Task statement:
Reproduce the lines between the one holding "step-sign: 项目签约 [546, 498, 607, 522]" and the one holding "536, 365, 646]", inclusive, substituting "step-issue-report" for "step-feedback" and changing nothing else.

Data shown:
----------

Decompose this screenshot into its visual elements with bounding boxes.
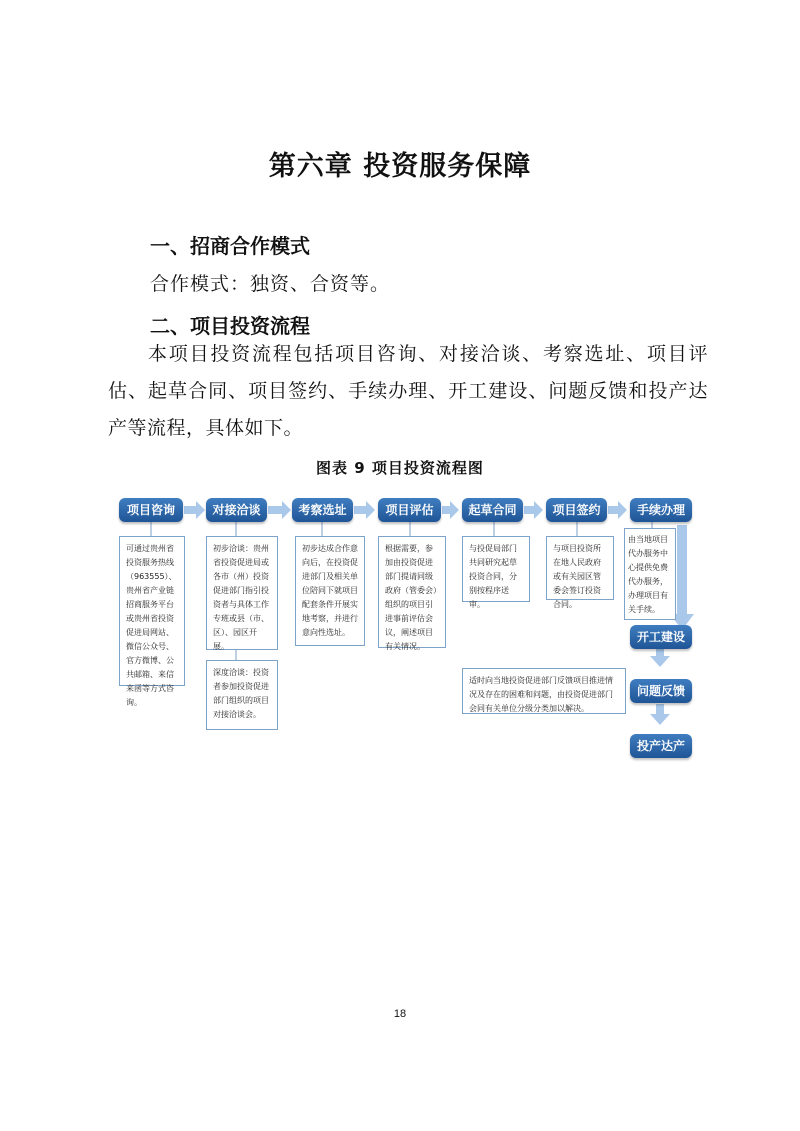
step-sign: 项目签约 [546, 498, 607, 522]
step-feedback: 问题反馈 [630, 679, 692, 703]
page-number: 18 [393, 1008, 407, 1020]
note-evaluate: 根据需要，参加由投资促进部门提请同级政府（管委会）组织的项目引进事前评估会议，阐述项目有关情况。 [378, 536, 446, 648]
note-draft-contract: 与投促局部门共同研究起草投资合同，分别按程序送审。 [462, 536, 530, 602]
step-site-selection: 考察选址 [292, 498, 353, 522]
section-heading-investment-process: 二、项目投资流程 [150, 314, 310, 338]
note-negotiate-initial: 初步洽谈：贵州省投资促进局或各市（州）投资促进部门指引投资者与具体工作专班或县（市、区）、园区开展。 [206, 536, 278, 650]
note-negotiate-deep: 深度洽谈：投资者参加投资促进部门组织的项目对接洽谈会。 [206, 660, 278, 730]
investment-mode-text: 合作模式：独资、合资等。 [150, 273, 391, 295]
arrow-6-7 [608, 501, 627, 519]
arrow-5-6 [524, 501, 543, 519]
note-consult: 可通过贵州省投资服务热线（963555）、贵州省产业链招商服务平台或贵州省投资促进局网站、微信公众号、官方微博、公共邮箱、来信来函等方式咨询。 [119, 536, 185, 686]
step-production: 投产达产 [630, 734, 692, 758]
note-feedback: 适时向当地投资促进部门反馈项目推进情况及存在的困难和问题，由投资促进部门会同有关单位分级分类加以解决。 [462, 668, 626, 714]
note-site-selection: 初步达成合作意向后，在投资促进部门及相关单位陪同下就项目配套条件开展实地考察，并进行意向性选址。 [295, 536, 365, 646]
chapter-title: 第六章 投资服务保障 [268, 151, 532, 182]
note-sign: 与项目投资所在地人民政府或有关园区管委会签订投资合同。 [546, 536, 614, 600]
arrow-8-9 [650, 648, 670, 667]
arrow-2-3 [268, 501, 291, 519]
step-procedures: 手续办理 [630, 498, 692, 522]
step-draft-contract: 起草合同 [462, 498, 523, 522]
arrow-1-2 [184, 501, 205, 519]
process-paragraph: 本项目投资流程包括项目咨询、对接洽谈、考察选址、项目评估、起草合同、项目签约、手续办理、开工建设、问题反馈和投产达产等流程，具体如下。 [108, 343, 708, 439]
arrow-3-4 [354, 501, 375, 519]
step-negotiate: 对接洽谈 [206, 498, 267, 522]
section-heading-investment-mode: 一、招商合作模式 [150, 234, 310, 258]
step-construction: 开工建设 [630, 625, 692, 649]
step-consult: 项目咨询 [119, 498, 183, 522]
arrow-4-5 [442, 501, 459, 519]
note-procedures: 由当地项目代办服务中心提供免费代办服务，办理项目有关手续。 [624, 528, 676, 620]
step-evaluate: 项目评估 [378, 498, 441, 522]
figure-caption: 图表 9 项目投资流程图 [316, 459, 484, 477]
arrow-9-10 [650, 704, 670, 725]
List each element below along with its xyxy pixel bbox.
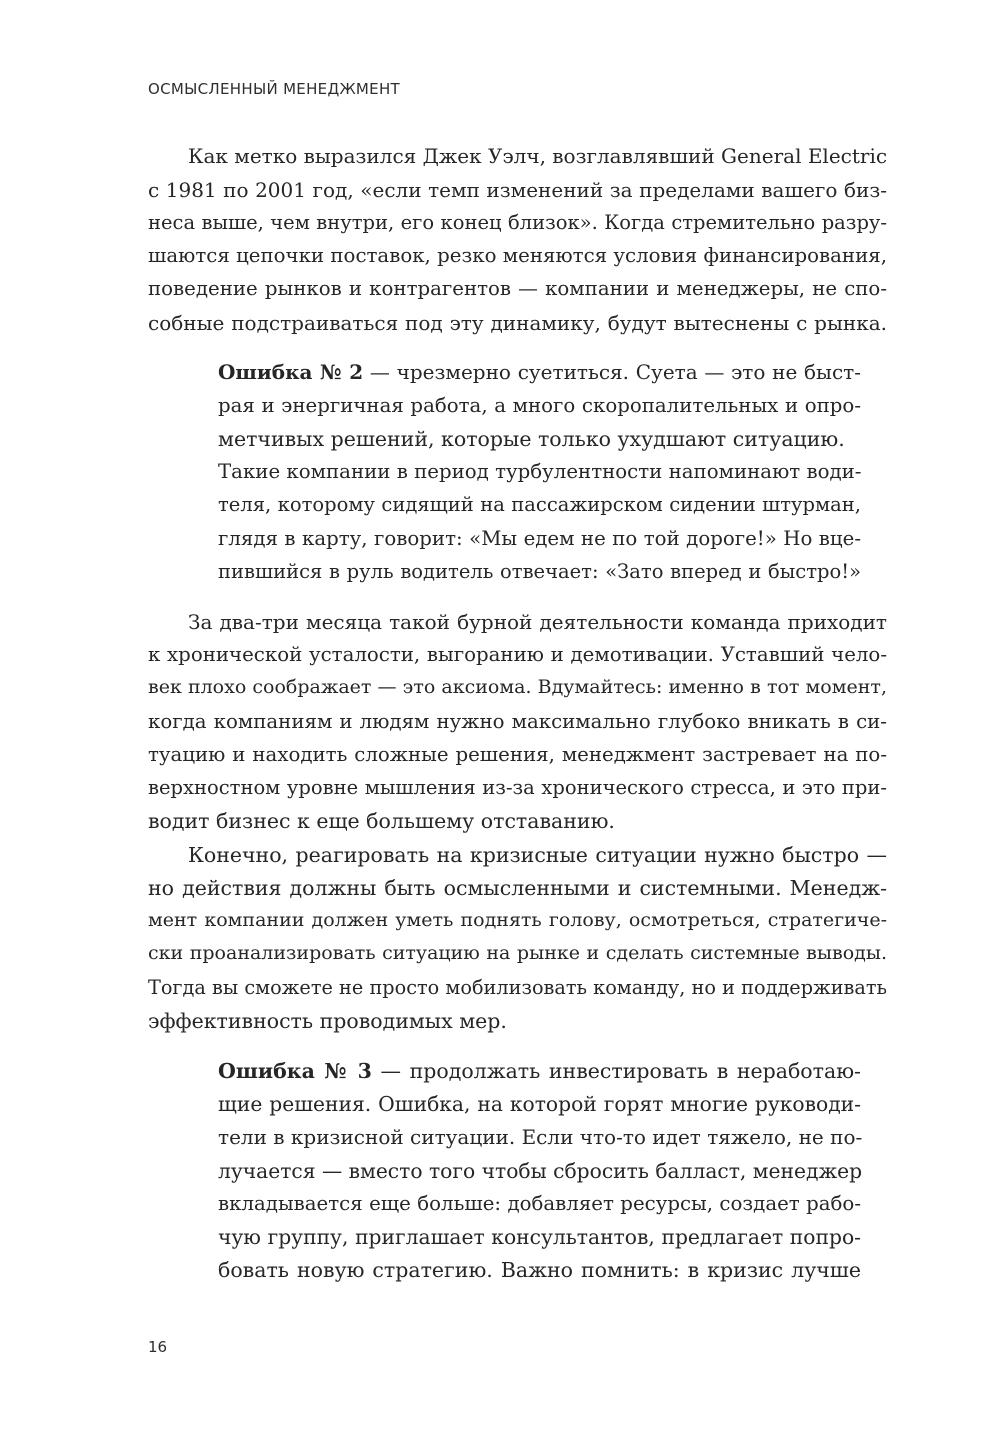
page-number: 16 xyxy=(148,1338,168,1356)
inset-line: метчивых решений, которые только ухудшают ситуацию. xyxy=(218,427,845,451)
paragraph-line: шаются цепочки поставок, резко меняются условия финансирования, xyxy=(148,244,887,267)
inset-line: лучается — вместо того чтобы сбросить балласт, менеджер xyxy=(218,1159,863,1183)
mistake-3-label: Ошибка № 3 xyxy=(218,1059,372,1083)
paragraph-line: к хронической усталости, выгоранию и демотивации. Уставший чело- xyxy=(148,643,887,666)
inset-line: теля, которому сидящий на пассажирском сидении штурман, xyxy=(218,493,861,516)
paragraph-line: верхностном уровне мышления из-за хронического стресса, и это при- xyxy=(148,776,887,799)
paragraph-line: мент компании должен уметь поднять голову, осмотреться, стратегиче- xyxy=(148,909,887,931)
mistake-2-label: Ошибка № 2 xyxy=(218,360,364,384)
inset-line: Такие компании в период турбулентности напоминают води- xyxy=(218,460,862,483)
paragraph-line: Конечно, реагировать на кризисные ситуации нужно быстро — xyxy=(188,843,887,867)
paragraph-line: эффективность проводимых мер. xyxy=(148,1009,507,1033)
mistake-2-first-line xyxy=(218,360,861,384)
mistake-3-first-line xyxy=(218,1059,861,1083)
paragraph-line: ски проанализировать ситуацию на рынке и сделать системные выводы. xyxy=(148,942,887,964)
mistake-2-lead: — чрезмерно суетиться. Суета — это не быст- xyxy=(363,360,862,384)
paragraph-line: с 1981 по 2001 год, «если темп изменений за пределами вашего биз- xyxy=(148,178,887,202)
inset-line: пившийся в руль водитель отвечает: «Зато вперед и быстро!» xyxy=(218,560,861,583)
paragraph-line: туацию и находить сложные решения, менеджмент застревает на по- xyxy=(148,743,887,766)
paragraph-line: Как метко выразился Джек Уэлч, возглавлявший General Electric xyxy=(188,144,888,168)
paragraph-line: когда компаниям и людям нужно максимально глубоко вникать в си- xyxy=(148,710,887,733)
inset-line: щие решения. Ошибка, на которой горят многие руководи- xyxy=(218,1092,861,1116)
paragraph-line: водит бизнес к еще большему отставанию. xyxy=(148,809,615,833)
paragraph-line: поведение рынков и контрагентов — компании и менеджеры, не спо- xyxy=(148,277,887,300)
paragraph-line: Тогда вы сможете не просто мобилизовать команду, но и поддерживать xyxy=(148,976,887,999)
paragraph-line: но действия должны быть осмысленными и системными. Менедж- xyxy=(148,876,887,900)
paragraph-line: век плохо соображает — это аксиома. Вдумайтесь: именно в тот момент, xyxy=(148,676,887,698)
inset-line: чую группу, приглашает консультантов, предлагает попро- xyxy=(218,1225,861,1249)
running-title: ОСМЫСЛЕННЫЙ МЕНЕДЖМЕНТ xyxy=(148,80,400,98)
paragraph-line: собные подстраиваться под эту динамику, будут вытеснены с рынка. xyxy=(148,311,887,335)
inset-line: глядя в карту, говорит: «Мы едем не по той дороге!» Но вце- xyxy=(218,527,861,550)
paragraph-line: неса выше, чем внутри, его конец близок». Когда стремительно разру- xyxy=(148,211,887,234)
inset-line: тели в кризисной ситуации. Если что-то идет тяжело, не по- xyxy=(218,1125,863,1149)
inset-line: бовать новую стратегию. Важно помнить: в кризис лучше xyxy=(218,1258,861,1282)
paragraph-line: За два-три месяца такой бурной деятельности команда приходит xyxy=(188,610,887,634)
inset-line: вкладывается еще больше: добавляет ресурсы, создает рабо- xyxy=(218,1192,861,1215)
inset-line: рая и энергичная работа, а много скоропалительных и опро- xyxy=(218,394,861,417)
mistake-3-lead: — продолжать инвестировать в неработаю- xyxy=(371,1059,861,1083)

----------

Written response:
step-sign: 项目签约 [546, 498, 607, 522]
step-issue-report: 问题反馈 [630, 679, 692, 703]
page-number: 18 [393, 1008, 407, 1020]
note-evaluate: 根据需要，参加由投资促进部门提请同级政府（管委会）组织的项目引进事前评估会议，阐述项目有关情况。 [378, 536, 446, 648]
note-draft-contract: 与投促局部门共同研究起草投资合同，分别按程序送审。 [462, 536, 530, 602]
step-site-selection: 考察选址 [292, 498, 353, 522]
section-heading-investment-process: 二、项目投资流程 [150, 314, 310, 338]
note-negotiate-initial: 初步洽谈：贵州省投资促进局或各市（州）投资促进部门指引投资者与具体工作专班或县（市、区）、园区开展。 [206, 536, 278, 650]
note-negotiate-deep: 深度洽谈：投资者参加投资促进部门组织的项目对接洽谈会。 [206, 660, 278, 730]
investment-mode-text: 合作模式：独资、合资等。 [150, 273, 391, 295]
arrow-6-7 [608, 501, 627, 519]
arrow-5-6 [524, 501, 543, 519]
note-consult: 可通过贵州省投资服务热线（963555）、贵州省产业链招商服务平台或贵州省投资促进局网站、微信公众号、官方微博、公共邮箱、来信来函等方式咨询。 [119, 536, 185, 686]
step-production: 投产达产 [630, 734, 692, 758]
note-feedback: 适时向当地投资促进部门反馈项目推进情况及存在的困难和问题，由投资促进部门会同有关单位分级分类加以解决。 [462, 668, 626, 714]
note-site-selection: 初步达成合作意向后，在投资促进部门及相关单位陪同下就项目配套条件开展实地考察，并进行意向性选址。 [295, 536, 365, 646]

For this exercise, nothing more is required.